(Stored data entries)
-- Start --

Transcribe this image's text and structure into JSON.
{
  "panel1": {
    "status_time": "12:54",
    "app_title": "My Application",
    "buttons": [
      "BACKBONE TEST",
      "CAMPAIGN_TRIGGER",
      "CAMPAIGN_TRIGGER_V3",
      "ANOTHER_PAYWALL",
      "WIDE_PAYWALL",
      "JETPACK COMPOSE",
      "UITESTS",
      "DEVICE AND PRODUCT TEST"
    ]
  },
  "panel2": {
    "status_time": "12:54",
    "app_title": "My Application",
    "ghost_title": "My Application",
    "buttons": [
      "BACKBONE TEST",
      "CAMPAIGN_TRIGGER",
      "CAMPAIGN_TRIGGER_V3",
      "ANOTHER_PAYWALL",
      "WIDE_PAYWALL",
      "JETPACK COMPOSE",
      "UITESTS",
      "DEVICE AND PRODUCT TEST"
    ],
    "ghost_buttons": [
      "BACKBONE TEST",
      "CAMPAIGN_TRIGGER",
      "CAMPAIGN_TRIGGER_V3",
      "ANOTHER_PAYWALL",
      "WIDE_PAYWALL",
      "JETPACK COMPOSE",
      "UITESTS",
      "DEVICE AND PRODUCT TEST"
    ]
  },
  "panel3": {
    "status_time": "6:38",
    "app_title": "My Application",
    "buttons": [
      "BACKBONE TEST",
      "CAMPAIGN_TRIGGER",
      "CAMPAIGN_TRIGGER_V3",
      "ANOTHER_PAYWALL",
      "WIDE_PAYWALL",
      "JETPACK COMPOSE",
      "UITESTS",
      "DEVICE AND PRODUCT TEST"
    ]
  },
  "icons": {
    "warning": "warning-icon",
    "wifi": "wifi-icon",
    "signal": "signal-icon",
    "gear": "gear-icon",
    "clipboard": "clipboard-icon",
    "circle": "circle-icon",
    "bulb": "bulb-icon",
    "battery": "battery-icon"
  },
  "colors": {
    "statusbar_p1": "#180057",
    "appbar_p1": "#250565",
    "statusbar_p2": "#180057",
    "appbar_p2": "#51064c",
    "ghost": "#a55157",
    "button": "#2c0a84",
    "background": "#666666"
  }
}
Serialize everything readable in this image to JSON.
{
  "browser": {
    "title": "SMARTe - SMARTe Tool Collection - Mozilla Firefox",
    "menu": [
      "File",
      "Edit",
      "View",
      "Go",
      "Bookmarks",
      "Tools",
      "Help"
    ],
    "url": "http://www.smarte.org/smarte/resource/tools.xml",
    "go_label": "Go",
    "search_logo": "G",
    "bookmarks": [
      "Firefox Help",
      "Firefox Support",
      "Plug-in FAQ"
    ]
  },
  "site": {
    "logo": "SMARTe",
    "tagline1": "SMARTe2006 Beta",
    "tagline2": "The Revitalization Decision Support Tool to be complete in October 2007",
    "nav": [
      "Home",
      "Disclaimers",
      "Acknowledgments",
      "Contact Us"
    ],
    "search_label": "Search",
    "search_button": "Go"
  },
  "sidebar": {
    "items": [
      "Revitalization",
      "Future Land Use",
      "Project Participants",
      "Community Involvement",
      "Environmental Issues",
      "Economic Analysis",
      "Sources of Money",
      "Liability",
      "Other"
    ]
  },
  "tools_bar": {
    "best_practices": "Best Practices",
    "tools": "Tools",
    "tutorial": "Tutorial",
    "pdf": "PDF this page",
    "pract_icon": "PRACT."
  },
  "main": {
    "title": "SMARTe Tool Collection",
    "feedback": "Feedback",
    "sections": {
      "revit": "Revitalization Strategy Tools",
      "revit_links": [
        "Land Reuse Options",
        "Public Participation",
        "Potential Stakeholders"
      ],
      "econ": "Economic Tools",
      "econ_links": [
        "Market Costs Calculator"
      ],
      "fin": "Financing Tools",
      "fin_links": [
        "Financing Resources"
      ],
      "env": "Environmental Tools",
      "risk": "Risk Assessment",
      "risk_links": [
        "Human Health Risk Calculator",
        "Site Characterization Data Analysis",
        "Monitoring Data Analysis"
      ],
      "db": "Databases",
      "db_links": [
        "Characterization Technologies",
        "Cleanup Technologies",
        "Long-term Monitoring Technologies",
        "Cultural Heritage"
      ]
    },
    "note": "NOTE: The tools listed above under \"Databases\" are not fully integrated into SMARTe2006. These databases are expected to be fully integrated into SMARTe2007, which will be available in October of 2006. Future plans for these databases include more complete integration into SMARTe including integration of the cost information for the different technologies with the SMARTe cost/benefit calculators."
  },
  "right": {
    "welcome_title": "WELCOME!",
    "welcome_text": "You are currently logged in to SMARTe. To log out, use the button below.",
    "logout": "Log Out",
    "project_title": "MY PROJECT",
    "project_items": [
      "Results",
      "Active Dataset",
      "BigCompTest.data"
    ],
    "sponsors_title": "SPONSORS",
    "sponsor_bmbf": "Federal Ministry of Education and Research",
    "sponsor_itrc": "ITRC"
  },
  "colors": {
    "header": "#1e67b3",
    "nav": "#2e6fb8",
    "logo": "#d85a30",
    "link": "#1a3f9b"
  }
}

-- End --

Problem to solve: Across the material above, count every line holding "Databases" and write down only the number.

Task response: 2